Directions » Filter the entries, keeping every line with the word "tenpo".

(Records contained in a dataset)
((

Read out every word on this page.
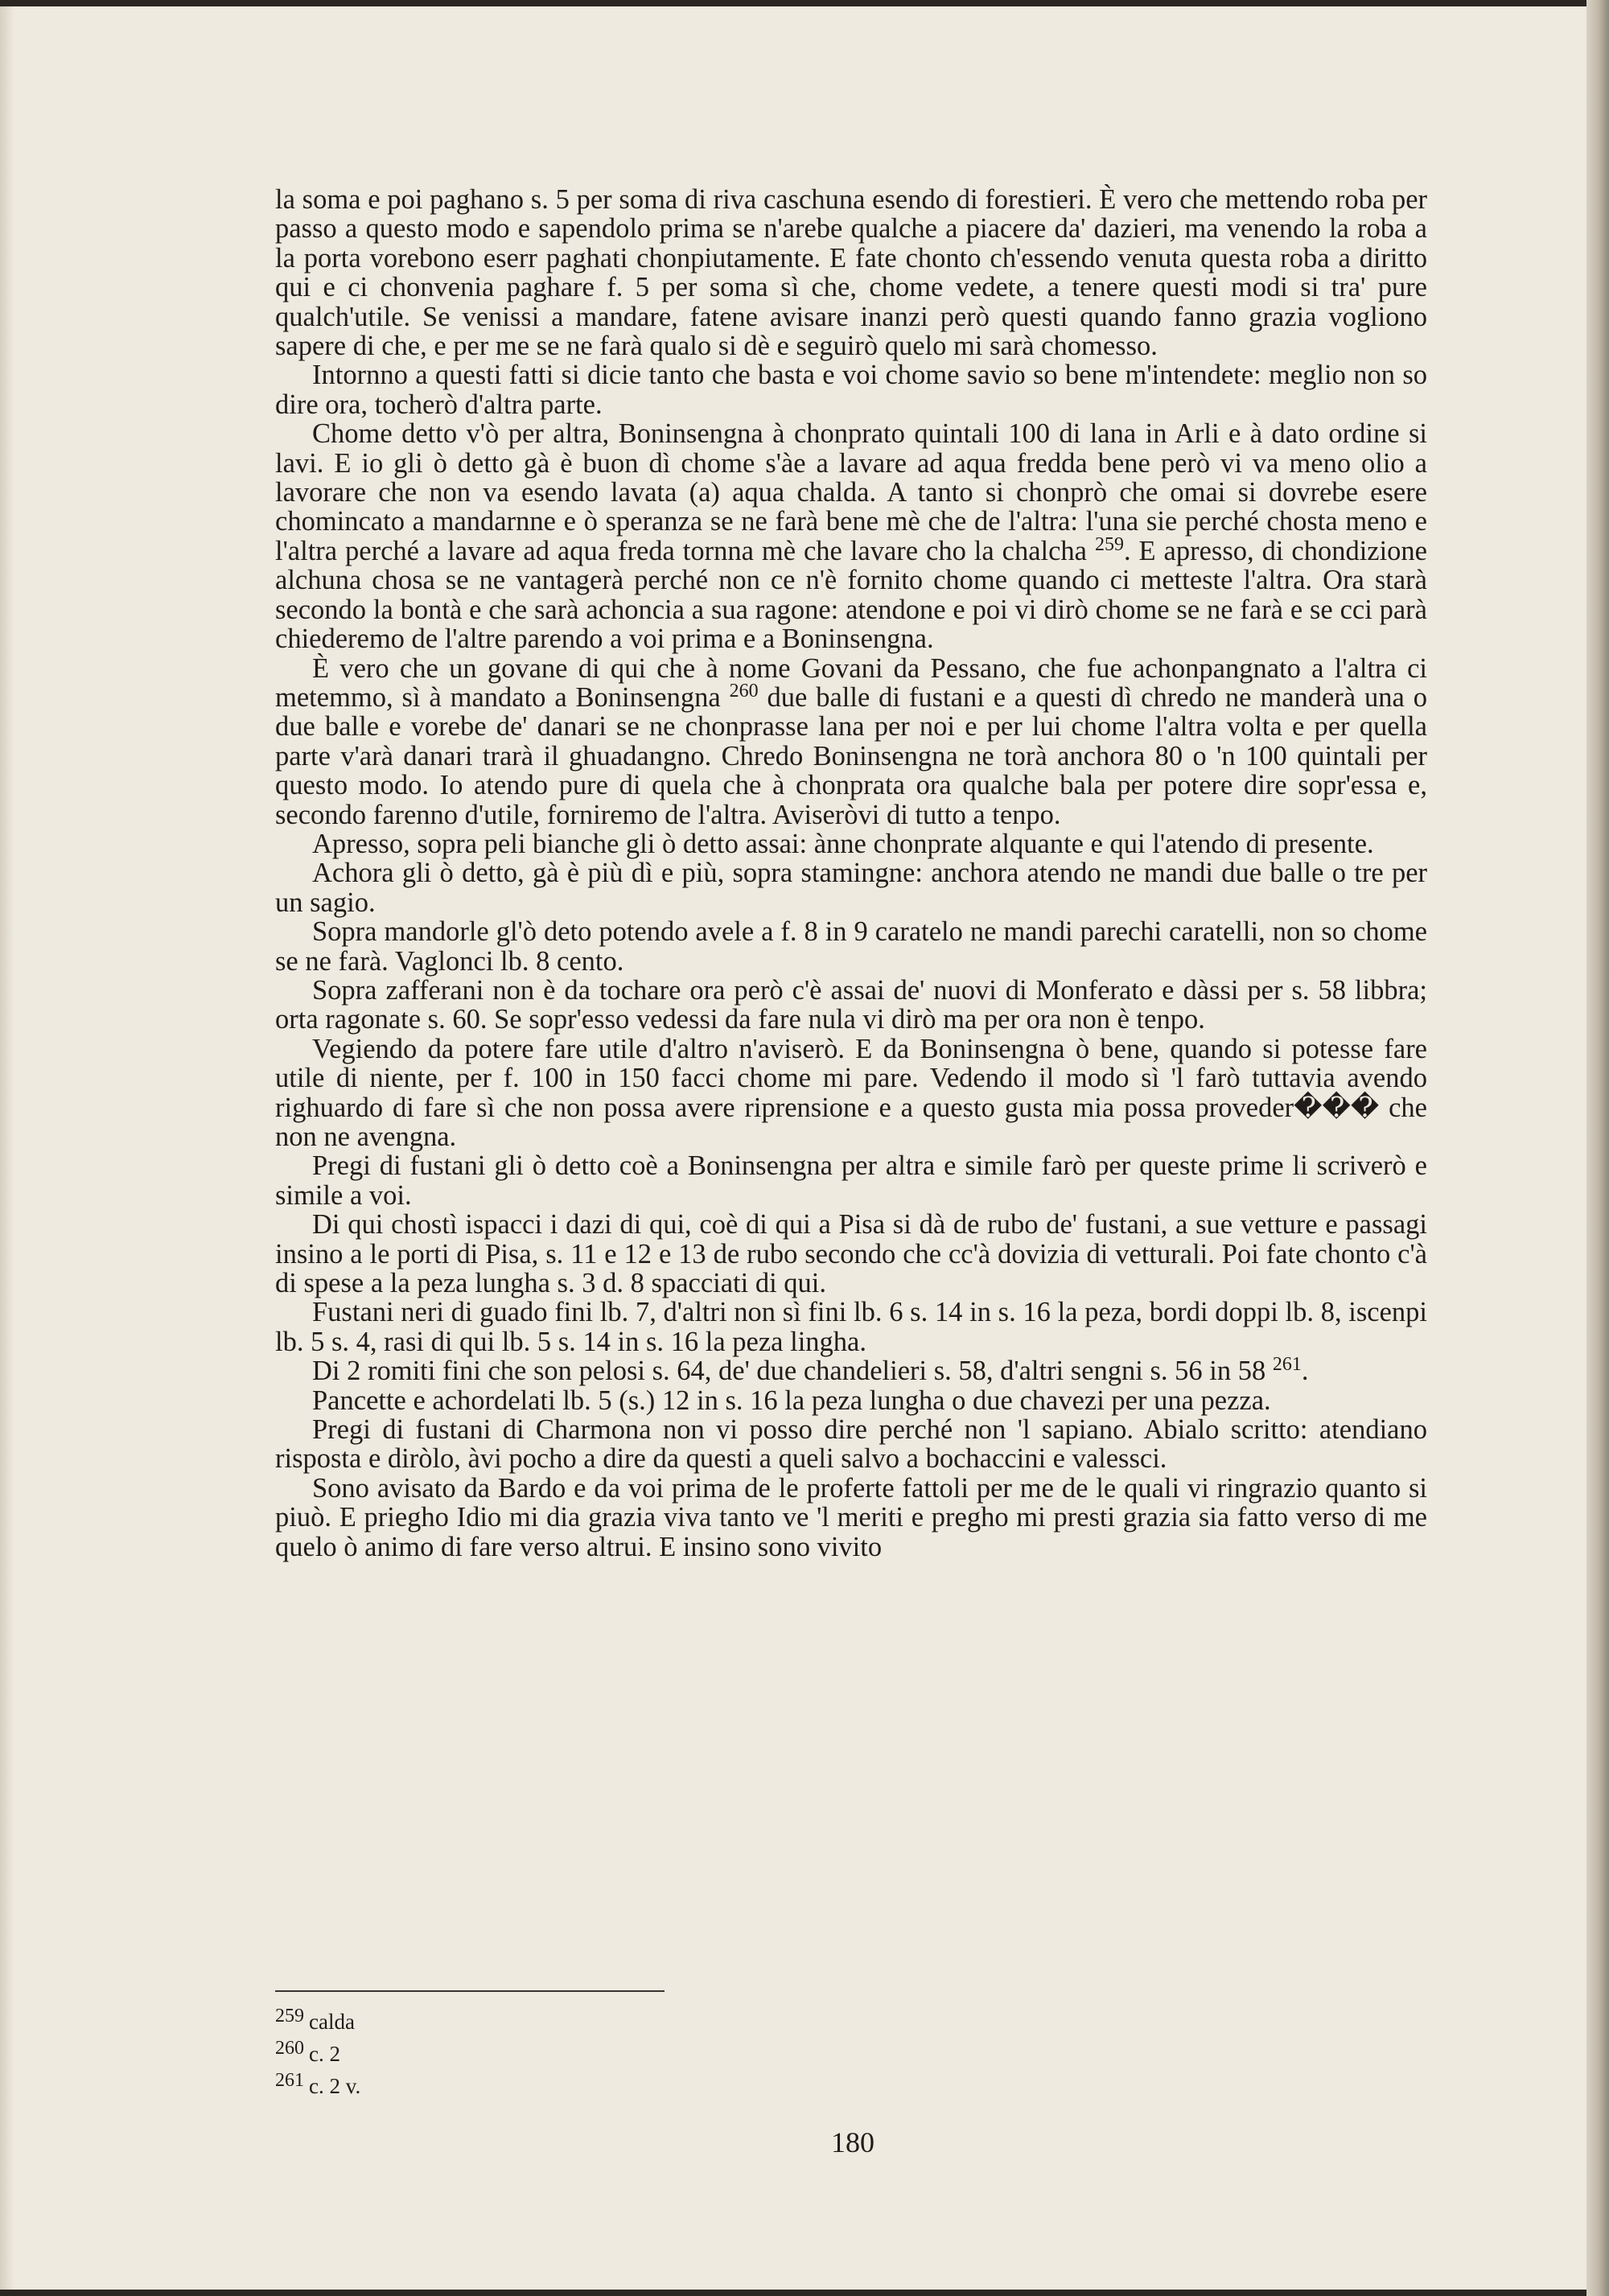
la soma e poi paghano s. 5 per soma di riva caschuna esendo di forestieri. È vero che mettendo roba per passo a questo modo e sapendolo prima se n'arebe qualche a piacere da' dazieri, ma venendo la roba a la porta vorebono eserr paghati chonpiutamente. E fate chonto ch'essendo venuta questa roba a diritto qui e ci chonvenia paghare f. 5 per soma sì che, chome vedete, a tenere questi modi si tra' pure qualch'utile. Se venissi a mandare, fatene avisare inanzi però questi quando fanno grazia vogliono sapere di che, e per me se ne farà qualo si dè e seguirò quelo mi sarà chomesso.

Intornno a questi fatti si dicie tanto che basta e voi chome savio so bene m'intendete: meglio non so dire ora, tocherò d'altra parte.

Chome detto v'ò per altra, Boninsengna à chonprato quintali 100 di lana in Arli e à dato ordine si lavi. E io gli ò detto gà è buon dì chome s'àe a lavare ad aqua fredda bene però vi va meno olio a lavorare che non va esendo lavata (a) aqua chalda. A tanto si chonprò che omai si dovrebe esere chomincato a mandarnne e ò speranza se ne farà bene mè che de l'altra: l'una sie perché chosta meno e l'altra perché a lavare ad aqua freda tornna mè che lavare cho la chalcha $^{259}$. E apresso, di chondizione alchuna chosa se ne vantagerà perché non ce n'è fornito chome quando ci metteste l'altra. Ora starà secondo la bontà e che sarà achoncia a sua ragone: atendone e poi vi dirò chome se ne farà e se cci parà chiederemo de l'altre parendo a voi prima e a Boninsengna.

È vero che un govane di qui che à nome Govani da Pessano, che fue achonpangnato a l'altra ci metemmo, sì à mandato a Boninsengna $^{260}$ due balle di fustani e a questi dì chredo ne manderà una o due balle e vorebe de' danari se ne chonprasse lana per noi e per lui chome l'altra volta e per quella parte v'arà danari trarà il ghuadangno. Chredo Boninsengna ne torà anchora 80 o 'n 100 quintali per questo modo. Io atendo pure di quela che à chonprata ora qualche bala per potere dire sopr'essa e, secondo farenno d'utile, forniremo de l'altra. Aviseròvi di tutto a tenpo.

Apresso, sopra peli bianche gli ò detto assai: ànne chonprate alquante e qui l'atendo di presente.

Achora gli ò detto, gà è più dì e più, sopra stamingne: anchora atendo ne mandi due balle o tre per un sagio.

Sopra mandorle gl'ò deto potendo avele a f. 8 in 9 caratelo ne mandi parechi caratelli, non so chome se ne farà. Vaglonci lb. 8 cento.

Sopra zafferani non è da tochare ora però c'è assai de' nuovi di Monferato e dàssi per s. 58 libbra; orta ragonate s. 60. Se sopr'esso vedessi da fare nula vi dirò ma per ora non è tenpo.

Vegiendo da potere fare utile d'altro n'aviserò. E da Boninsengna ò bene, quando si potesse fare utile di niente, per f. 100 in 150 facci chome mi pare. Vedendo il modo sì 'l farò tuttavia avendo righuardo di fare sì che non possa avere riprensione e a questo gusta mia possa proveder��� che non ne avengna.

Pregi di fustani gli ò detto coè a Boninsengna per altra e simile farò per queste prime li scriverò e simile a voi.

Di qui chostì ispacci i dazi di qui, coè di qui a Pisa si dà de rubo de' fustani, a sue vetture e passagi insino a le porti di Pisa, s. 11 e 12 e 13 de rubo secondo che cc'à dovizia di vetturali. Poi fate chonto c'à di spese a la peza lungha s. 3 d. 8 spacciati di qui.

Fustani neri di guado fini lb. 7, d'altri non sì fini lb. 6 s. 14 in s. 16 la peza, bordi doppi lb. 8, iscenpi lb. 5 s. 4, rasi di qui lb. 5 s. 14 in s. 16 la peza lingha.

Di 2 romiti fini che son pelosi s. 64, de' due chandelieri s. 58, d'altri sengni s. 56 in 58 $^{261}$.

Pancette e achordelati lb. 5 (s.) 12 in s. 16 la peza lungha o due chavezi per una pezza.

Pregi di fustani di Charmona non vi posso dire perché non 'l sapiano. Abialo scritto: atendiano risposta e diròlo, àvi pocho a dire da questi a queli salvo a bochaccini e valessci.

Sono avisato da Bardo e da voi prima de le proferte fattoli per me de le quali vi ringrazio quanto si piuò. E priegho Idio mi dia grazia viva tanto ve 'l meriti e preghо mi presti grazia sia fatto verso di me quelo ò animo di fare verso altrui. E insino sono vivito

259 calda

260 c. 2

261 c. 2 v.

180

))

The completed task »
È vero che un govane di qui che à nome Govani da Pessano, che fue achonpangnato a l'altra ci metemmo, sì à mandato a Boninsengna $^{260}$ due balle di fustani e a questi dì chredo ne manderà una o due balle e vorebe de' danari se ne chonprasse lana per noi e per lui chome l'altra volta e per quella parte v'arà danari trarà il ghuadangno. Chredo Boninsengna ne torà anchora 80 o 'n 100 quintali per questo modo. Io atendo pure di quela che à chonprata ora qualche bala per potere dire sopr'essa e, secondo farenno d'utile, forniremo de l'altra. Aviseròvi di tutto a tenpo.
Sopra zafferani non è da tochare ora però c'è assai de' nuovi di Monferato e dàssi per s. 58 libbra; orta ragonate s. 60. Se sopr'esso vedessi da fare nula vi dirò ma per ora non è tenpo.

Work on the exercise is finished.